[Begin]

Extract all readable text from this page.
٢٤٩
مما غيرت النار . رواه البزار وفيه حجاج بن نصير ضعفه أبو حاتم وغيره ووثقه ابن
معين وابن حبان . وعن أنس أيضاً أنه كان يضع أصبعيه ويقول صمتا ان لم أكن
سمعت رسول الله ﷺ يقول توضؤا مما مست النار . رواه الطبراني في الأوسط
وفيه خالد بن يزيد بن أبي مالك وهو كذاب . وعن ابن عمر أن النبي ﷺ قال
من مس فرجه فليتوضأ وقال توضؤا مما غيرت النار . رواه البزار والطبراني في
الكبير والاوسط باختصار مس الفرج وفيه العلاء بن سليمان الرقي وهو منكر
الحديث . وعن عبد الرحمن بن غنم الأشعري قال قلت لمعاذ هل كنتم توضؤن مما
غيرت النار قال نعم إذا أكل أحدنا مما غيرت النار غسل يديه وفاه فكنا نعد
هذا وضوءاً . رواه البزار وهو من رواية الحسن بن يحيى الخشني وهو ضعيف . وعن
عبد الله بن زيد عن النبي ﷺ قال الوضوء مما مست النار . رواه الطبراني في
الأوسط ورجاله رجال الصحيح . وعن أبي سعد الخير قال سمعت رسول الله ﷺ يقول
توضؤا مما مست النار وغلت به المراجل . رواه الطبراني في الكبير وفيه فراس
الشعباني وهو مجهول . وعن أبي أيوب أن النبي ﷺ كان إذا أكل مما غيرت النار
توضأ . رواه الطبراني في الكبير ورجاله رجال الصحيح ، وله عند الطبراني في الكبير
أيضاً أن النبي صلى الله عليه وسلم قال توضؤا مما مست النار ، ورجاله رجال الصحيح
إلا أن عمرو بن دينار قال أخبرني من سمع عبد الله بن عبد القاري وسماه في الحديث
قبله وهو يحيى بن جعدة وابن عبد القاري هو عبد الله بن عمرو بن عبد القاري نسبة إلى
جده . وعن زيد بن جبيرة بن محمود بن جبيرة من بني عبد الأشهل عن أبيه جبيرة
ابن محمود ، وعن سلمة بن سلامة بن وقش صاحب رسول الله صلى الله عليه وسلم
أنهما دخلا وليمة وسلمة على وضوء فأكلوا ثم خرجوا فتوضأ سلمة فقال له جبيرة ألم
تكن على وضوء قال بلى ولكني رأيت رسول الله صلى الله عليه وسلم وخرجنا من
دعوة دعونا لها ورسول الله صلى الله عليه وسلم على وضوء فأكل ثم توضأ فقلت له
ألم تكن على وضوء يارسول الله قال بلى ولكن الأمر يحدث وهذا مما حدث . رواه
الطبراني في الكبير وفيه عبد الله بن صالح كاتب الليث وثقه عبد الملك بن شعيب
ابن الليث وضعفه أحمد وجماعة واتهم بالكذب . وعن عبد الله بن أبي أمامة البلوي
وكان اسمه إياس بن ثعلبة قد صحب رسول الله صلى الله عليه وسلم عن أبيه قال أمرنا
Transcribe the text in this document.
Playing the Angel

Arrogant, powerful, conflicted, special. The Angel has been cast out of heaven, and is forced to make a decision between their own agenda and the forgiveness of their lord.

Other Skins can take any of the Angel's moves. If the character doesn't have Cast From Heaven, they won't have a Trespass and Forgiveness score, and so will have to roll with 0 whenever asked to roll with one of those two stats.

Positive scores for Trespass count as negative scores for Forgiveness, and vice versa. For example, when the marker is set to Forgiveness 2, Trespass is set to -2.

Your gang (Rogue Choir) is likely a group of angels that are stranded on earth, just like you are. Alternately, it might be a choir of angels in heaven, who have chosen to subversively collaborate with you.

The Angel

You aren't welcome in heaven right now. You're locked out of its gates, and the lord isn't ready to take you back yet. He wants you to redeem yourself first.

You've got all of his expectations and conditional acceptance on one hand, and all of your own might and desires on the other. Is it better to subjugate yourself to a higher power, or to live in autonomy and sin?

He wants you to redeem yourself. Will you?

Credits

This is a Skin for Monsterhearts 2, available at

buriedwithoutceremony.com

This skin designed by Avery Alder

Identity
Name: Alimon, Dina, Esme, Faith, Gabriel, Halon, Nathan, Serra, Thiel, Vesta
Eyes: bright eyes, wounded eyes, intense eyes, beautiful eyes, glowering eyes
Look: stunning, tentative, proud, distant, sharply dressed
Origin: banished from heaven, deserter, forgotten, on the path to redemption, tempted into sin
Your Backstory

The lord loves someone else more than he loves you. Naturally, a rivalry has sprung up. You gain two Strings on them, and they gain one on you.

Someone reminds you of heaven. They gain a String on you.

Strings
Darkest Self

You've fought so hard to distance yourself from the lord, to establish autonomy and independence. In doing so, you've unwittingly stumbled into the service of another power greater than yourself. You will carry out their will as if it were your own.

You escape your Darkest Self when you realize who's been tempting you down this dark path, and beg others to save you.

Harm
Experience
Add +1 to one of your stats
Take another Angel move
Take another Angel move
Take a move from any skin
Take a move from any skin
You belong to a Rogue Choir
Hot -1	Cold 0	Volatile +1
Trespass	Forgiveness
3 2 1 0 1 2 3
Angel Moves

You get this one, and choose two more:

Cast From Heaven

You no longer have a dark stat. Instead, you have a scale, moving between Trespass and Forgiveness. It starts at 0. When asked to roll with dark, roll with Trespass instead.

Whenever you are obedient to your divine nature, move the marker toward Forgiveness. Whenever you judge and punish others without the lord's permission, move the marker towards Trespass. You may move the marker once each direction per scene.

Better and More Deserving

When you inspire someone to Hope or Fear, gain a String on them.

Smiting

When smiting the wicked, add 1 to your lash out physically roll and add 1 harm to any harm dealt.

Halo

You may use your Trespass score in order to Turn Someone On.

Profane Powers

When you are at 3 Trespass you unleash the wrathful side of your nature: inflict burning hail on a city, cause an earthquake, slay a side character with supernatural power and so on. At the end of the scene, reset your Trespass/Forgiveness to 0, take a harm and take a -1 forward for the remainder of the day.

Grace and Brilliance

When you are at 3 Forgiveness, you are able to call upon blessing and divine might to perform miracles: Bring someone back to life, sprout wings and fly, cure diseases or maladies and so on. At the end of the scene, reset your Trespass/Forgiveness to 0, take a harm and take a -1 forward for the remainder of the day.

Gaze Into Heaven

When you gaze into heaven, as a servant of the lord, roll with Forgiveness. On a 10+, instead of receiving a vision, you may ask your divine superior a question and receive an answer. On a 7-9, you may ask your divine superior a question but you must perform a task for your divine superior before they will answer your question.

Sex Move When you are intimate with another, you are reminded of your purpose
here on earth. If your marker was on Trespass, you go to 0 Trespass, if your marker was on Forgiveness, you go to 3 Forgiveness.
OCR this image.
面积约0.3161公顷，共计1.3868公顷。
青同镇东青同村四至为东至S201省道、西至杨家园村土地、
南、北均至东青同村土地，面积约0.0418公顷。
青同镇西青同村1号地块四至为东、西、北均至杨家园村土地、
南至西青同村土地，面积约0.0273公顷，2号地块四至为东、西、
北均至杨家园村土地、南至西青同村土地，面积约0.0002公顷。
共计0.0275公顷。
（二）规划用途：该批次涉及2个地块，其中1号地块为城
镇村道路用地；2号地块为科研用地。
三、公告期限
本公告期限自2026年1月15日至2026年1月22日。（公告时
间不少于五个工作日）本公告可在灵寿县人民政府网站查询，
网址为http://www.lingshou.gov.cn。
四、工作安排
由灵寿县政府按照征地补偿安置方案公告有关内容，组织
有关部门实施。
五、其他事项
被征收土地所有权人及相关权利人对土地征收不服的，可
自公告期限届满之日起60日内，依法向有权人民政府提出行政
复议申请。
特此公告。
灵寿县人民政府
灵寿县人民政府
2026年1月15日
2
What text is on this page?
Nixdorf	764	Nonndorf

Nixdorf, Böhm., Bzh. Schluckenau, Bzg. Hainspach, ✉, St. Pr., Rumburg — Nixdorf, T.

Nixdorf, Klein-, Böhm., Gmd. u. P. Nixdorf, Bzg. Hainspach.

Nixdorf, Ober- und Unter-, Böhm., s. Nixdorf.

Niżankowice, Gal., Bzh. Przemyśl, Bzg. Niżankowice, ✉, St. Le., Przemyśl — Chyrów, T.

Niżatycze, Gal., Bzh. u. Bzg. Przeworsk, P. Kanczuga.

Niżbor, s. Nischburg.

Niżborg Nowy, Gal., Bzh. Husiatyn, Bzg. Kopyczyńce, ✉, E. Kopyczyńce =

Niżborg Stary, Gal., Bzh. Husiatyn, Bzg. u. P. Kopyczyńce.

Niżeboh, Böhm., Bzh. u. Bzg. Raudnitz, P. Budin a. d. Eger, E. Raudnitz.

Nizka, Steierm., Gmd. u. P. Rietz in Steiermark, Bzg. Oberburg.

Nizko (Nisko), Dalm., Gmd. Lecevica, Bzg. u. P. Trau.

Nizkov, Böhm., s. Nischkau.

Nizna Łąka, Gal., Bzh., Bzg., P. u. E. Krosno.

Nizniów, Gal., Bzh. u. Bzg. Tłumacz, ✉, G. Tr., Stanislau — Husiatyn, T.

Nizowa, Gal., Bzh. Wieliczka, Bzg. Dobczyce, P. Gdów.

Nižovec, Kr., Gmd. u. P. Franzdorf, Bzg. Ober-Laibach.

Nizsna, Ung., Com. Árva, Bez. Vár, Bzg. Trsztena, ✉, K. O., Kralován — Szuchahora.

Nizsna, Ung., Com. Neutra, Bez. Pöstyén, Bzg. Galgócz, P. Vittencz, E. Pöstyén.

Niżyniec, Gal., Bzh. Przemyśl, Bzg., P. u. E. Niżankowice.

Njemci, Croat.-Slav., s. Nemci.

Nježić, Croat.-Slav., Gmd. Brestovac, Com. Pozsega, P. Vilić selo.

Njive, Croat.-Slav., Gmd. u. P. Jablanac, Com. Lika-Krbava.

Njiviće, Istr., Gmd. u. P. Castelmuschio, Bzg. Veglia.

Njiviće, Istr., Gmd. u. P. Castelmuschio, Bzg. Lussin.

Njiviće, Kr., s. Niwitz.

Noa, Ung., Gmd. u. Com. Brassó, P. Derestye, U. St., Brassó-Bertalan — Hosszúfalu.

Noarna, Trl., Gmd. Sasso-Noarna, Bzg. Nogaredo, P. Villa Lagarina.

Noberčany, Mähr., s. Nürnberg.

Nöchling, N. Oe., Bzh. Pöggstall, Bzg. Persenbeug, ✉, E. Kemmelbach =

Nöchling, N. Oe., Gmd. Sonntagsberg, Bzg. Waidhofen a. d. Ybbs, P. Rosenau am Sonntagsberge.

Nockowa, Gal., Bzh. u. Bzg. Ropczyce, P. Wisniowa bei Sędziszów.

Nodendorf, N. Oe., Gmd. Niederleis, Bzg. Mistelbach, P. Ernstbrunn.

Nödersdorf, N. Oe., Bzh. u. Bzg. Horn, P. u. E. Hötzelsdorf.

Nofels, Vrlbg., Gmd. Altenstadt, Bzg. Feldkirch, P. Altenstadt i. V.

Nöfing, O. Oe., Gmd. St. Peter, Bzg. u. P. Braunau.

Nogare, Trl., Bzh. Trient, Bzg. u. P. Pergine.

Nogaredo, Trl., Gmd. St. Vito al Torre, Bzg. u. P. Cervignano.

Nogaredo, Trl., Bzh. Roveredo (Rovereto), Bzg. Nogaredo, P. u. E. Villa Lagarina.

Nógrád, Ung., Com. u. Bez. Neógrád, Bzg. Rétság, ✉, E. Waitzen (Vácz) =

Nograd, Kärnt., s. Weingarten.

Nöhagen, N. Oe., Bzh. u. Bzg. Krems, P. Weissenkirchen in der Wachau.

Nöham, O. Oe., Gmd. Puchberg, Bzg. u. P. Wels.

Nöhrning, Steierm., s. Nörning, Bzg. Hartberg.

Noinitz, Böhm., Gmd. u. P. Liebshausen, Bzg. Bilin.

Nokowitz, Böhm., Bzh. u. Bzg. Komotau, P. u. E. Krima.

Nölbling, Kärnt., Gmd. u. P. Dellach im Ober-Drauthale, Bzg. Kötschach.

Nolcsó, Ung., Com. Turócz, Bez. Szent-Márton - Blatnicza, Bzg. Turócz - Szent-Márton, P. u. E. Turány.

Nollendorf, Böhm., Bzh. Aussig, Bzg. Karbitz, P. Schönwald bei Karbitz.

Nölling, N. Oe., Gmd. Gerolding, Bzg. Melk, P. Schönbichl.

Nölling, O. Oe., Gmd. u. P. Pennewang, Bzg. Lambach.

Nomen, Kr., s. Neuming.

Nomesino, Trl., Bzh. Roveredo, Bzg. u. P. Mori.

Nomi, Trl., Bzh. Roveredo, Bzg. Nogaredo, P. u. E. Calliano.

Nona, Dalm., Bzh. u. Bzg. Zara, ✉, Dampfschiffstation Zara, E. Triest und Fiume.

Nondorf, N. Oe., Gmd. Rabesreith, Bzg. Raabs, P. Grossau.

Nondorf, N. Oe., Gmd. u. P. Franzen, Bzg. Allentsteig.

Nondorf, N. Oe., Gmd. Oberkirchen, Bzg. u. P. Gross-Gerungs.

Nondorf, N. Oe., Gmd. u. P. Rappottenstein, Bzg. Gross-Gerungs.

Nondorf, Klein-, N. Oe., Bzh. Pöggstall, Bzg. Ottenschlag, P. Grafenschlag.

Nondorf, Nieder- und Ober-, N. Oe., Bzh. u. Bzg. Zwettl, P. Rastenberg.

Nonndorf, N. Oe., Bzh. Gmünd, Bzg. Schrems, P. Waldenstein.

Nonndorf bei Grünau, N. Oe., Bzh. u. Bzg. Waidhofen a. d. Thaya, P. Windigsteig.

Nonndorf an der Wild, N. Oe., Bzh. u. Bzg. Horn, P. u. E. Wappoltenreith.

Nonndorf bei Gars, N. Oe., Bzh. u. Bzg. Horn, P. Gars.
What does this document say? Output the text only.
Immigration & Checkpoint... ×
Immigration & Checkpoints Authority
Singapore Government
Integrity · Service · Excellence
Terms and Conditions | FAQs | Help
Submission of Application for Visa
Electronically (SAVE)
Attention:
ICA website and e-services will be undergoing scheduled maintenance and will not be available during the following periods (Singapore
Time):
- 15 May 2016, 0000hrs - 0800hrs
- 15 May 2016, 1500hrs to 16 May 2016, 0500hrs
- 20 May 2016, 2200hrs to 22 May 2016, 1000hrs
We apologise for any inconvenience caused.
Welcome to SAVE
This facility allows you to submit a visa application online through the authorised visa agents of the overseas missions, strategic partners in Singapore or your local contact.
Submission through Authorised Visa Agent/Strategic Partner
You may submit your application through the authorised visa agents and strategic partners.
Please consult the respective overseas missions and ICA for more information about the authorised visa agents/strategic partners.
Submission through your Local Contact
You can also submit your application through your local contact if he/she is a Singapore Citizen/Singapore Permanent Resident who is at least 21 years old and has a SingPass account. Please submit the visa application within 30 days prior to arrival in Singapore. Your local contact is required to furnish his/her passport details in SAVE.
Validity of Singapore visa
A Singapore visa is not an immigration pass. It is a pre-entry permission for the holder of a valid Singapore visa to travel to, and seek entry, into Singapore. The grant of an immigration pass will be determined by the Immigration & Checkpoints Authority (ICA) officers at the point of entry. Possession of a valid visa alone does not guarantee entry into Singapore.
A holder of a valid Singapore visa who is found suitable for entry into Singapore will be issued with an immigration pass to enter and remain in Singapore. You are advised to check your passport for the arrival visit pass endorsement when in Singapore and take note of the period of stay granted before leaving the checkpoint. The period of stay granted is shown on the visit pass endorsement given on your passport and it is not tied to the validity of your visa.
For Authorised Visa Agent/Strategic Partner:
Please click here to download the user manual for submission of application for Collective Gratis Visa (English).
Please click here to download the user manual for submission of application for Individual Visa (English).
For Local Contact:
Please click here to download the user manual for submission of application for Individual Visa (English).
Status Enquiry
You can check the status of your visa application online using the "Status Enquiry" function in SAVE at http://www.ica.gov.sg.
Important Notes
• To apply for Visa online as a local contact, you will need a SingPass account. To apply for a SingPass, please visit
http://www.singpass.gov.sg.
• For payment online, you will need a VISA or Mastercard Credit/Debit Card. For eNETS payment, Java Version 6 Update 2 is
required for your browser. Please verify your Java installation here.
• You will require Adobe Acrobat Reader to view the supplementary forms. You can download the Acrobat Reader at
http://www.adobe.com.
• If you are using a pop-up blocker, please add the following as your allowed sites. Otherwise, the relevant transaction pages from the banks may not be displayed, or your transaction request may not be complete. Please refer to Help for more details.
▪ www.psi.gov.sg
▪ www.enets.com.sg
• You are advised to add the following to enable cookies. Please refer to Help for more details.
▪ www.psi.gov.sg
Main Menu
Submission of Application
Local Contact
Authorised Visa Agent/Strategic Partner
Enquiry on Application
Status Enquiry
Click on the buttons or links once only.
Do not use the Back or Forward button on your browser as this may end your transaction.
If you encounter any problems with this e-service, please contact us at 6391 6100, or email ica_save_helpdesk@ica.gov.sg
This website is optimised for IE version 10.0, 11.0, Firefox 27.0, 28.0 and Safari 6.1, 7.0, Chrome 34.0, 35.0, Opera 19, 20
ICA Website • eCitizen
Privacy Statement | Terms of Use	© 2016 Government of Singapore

[End]

Locate each line with the word "reset" and copy it.

▶ RESULT FOR THIS TASK:
When you are at 3 Trespass you unleash the wrathful side of your nature: inflict burning hail on a city, cause an earthquake, slay a side character with supernatural power and so on. At the end of the scene, reset your Trespass/Forgiveness to 0, take a harm and take a -1 forward for the remainder of the day.
When you are at 3 Forgiveness, you are able to call upon blessing and divine might to perform miracles: Bring someone back to life, sprout wings and fly, cure diseases or maladies and so on. At the end of the scene, reset your Trespass/Forgiveness to 0, take a harm and take a -1 forward for the remainder of the day.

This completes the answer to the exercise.